■ **Stored data**
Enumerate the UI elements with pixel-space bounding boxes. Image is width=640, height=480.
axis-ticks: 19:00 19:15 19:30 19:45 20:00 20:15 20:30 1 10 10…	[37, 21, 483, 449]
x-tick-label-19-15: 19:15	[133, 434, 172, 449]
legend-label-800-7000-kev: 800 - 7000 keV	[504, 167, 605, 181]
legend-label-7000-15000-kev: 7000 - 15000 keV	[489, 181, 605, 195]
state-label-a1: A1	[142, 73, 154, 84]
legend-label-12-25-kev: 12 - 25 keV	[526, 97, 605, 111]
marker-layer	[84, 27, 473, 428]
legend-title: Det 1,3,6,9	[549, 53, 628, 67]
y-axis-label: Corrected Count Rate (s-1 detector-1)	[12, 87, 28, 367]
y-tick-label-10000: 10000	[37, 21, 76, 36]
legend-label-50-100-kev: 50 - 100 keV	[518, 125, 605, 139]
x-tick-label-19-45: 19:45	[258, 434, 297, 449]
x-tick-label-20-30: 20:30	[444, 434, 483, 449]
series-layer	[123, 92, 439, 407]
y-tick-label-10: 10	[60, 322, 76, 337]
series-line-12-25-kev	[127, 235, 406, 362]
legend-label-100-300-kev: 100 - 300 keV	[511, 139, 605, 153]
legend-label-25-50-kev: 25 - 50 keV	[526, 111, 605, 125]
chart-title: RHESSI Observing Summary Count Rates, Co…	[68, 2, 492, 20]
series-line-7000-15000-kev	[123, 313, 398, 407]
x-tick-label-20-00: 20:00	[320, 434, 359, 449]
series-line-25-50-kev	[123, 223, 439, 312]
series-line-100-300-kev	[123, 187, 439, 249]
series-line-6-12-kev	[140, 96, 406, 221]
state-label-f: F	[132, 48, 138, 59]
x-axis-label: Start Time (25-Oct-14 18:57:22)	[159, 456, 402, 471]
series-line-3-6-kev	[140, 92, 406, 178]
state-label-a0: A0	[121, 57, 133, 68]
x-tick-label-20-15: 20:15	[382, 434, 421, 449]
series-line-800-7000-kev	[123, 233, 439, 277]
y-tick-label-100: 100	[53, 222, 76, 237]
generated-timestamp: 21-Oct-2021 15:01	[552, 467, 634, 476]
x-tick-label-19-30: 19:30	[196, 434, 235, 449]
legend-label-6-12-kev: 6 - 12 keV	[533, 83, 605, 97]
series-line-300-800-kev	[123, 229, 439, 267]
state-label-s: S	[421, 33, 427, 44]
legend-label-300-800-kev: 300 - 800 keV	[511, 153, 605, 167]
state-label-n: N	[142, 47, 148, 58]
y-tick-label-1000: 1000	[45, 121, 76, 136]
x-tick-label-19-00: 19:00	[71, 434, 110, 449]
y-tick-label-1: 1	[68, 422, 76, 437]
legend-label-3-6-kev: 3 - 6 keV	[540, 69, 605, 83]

■ **Challenge**
Can you put every line of the listing above into a numbered list, leaving out any blank lines?

■ **Written response**
1. Enumerate the UI elements with pixel-space bounding boxes. Image is width=640, height=480.
2. axis-ticks: 19:00 19:15 19:30 19:45 20:00 20:15 20:30 1 10 10…	[37, 21, 483, 449]
3. x-tick-label-19-15: 19:15	[133, 434, 172, 449]
4. legend-label-800-7000-kev: 800 - 7000 keV	[504, 167, 605, 181]
5. legend-label-7000-15000-kev: 7000 - 15000 keV	[489, 181, 605, 195]
6. state-label-a1: A1	[142, 73, 154, 84]
7. legend-label-12-25-kev: 12 - 25 keV	[526, 97, 605, 111]
8. marker-layer	[84, 27, 473, 428]
9. legend-title: Det 1,3,6,9	[549, 53, 628, 67]
10. y-axis-label: Corrected Count Rate (s-1 detector-1)	[12, 87, 28, 367]
11. y-tick-label-10000: 10000	[37, 21, 76, 36]
12. legend-label-50-100-kev: 50 - 100 keV	[518, 125, 605, 139]
13. x-tick-label-19-45: 19:45	[258, 434, 297, 449]
14. x-tick-label-20-30: 20:30	[444, 434, 483, 449]
15. series-layer	[123, 92, 439, 407]
16. y-tick-label-10: 10	[60, 322, 76, 337]
17. series-line-12-25-kev	[127, 235, 406, 362]
18. legend-label-100-300-kev: 100 - 300 keV	[511, 139, 605, 153]
19. legend-label-25-50-kev: 25 - 50 keV	[526, 111, 605, 125]
20. chart-title: RHESSI Observing Summary Count Rates, Co…	[68, 2, 492, 20]
21. series-line-7000-15000-kev	[123, 313, 398, 407]
22. x-tick-label-20-00: 20:00	[320, 434, 359, 449]
23. series-line-25-50-kev	[123, 223, 439, 312]
24. series-line-100-300-kev	[123, 187, 439, 249]
25. series-line-6-12-kev	[140, 96, 406, 221]
26. state-label-f: F	[132, 48, 138, 59]
27. x-axis-label: Start Time (25-Oct-14 18:57:22)	[159, 456, 402, 471]
28. series-line-3-6-kev	[140, 92, 406, 178]
29. state-label-a0: A0	[121, 57, 133, 68]
30. x-tick-label-20-15: 20:15	[382, 434, 421, 449]
31. series-line-800-7000-kev	[123, 233, 439, 277]
32. y-tick-label-100: 100	[53, 222, 76, 237]
33. generated-timestamp: 21-Oct-2021 15:01	[552, 467, 634, 476]
34. x-tick-label-19-30: 19:30	[196, 434, 235, 449]
35. legend-label-6-12-kev: 6 - 12 keV	[533, 83, 605, 97]
36. series-line-300-800-kev	[123, 229, 439, 267]
37. state-label-s: S	[421, 33, 427, 44]
38. legend-label-300-800-kev: 300 - 800 keV	[511, 153, 605, 167]
39. state-label-n: N	[142, 47, 148, 58]
40. y-tick-label-1000: 1000	[45, 121, 76, 136]
41. x-tick-label-19-00: 19:00	[71, 434, 110, 449]
42. y-tick-label-1: 1	[68, 422, 76, 437]
43. legend-label-3-6-kev: 3 - 6 keV	[540, 69, 605, 83]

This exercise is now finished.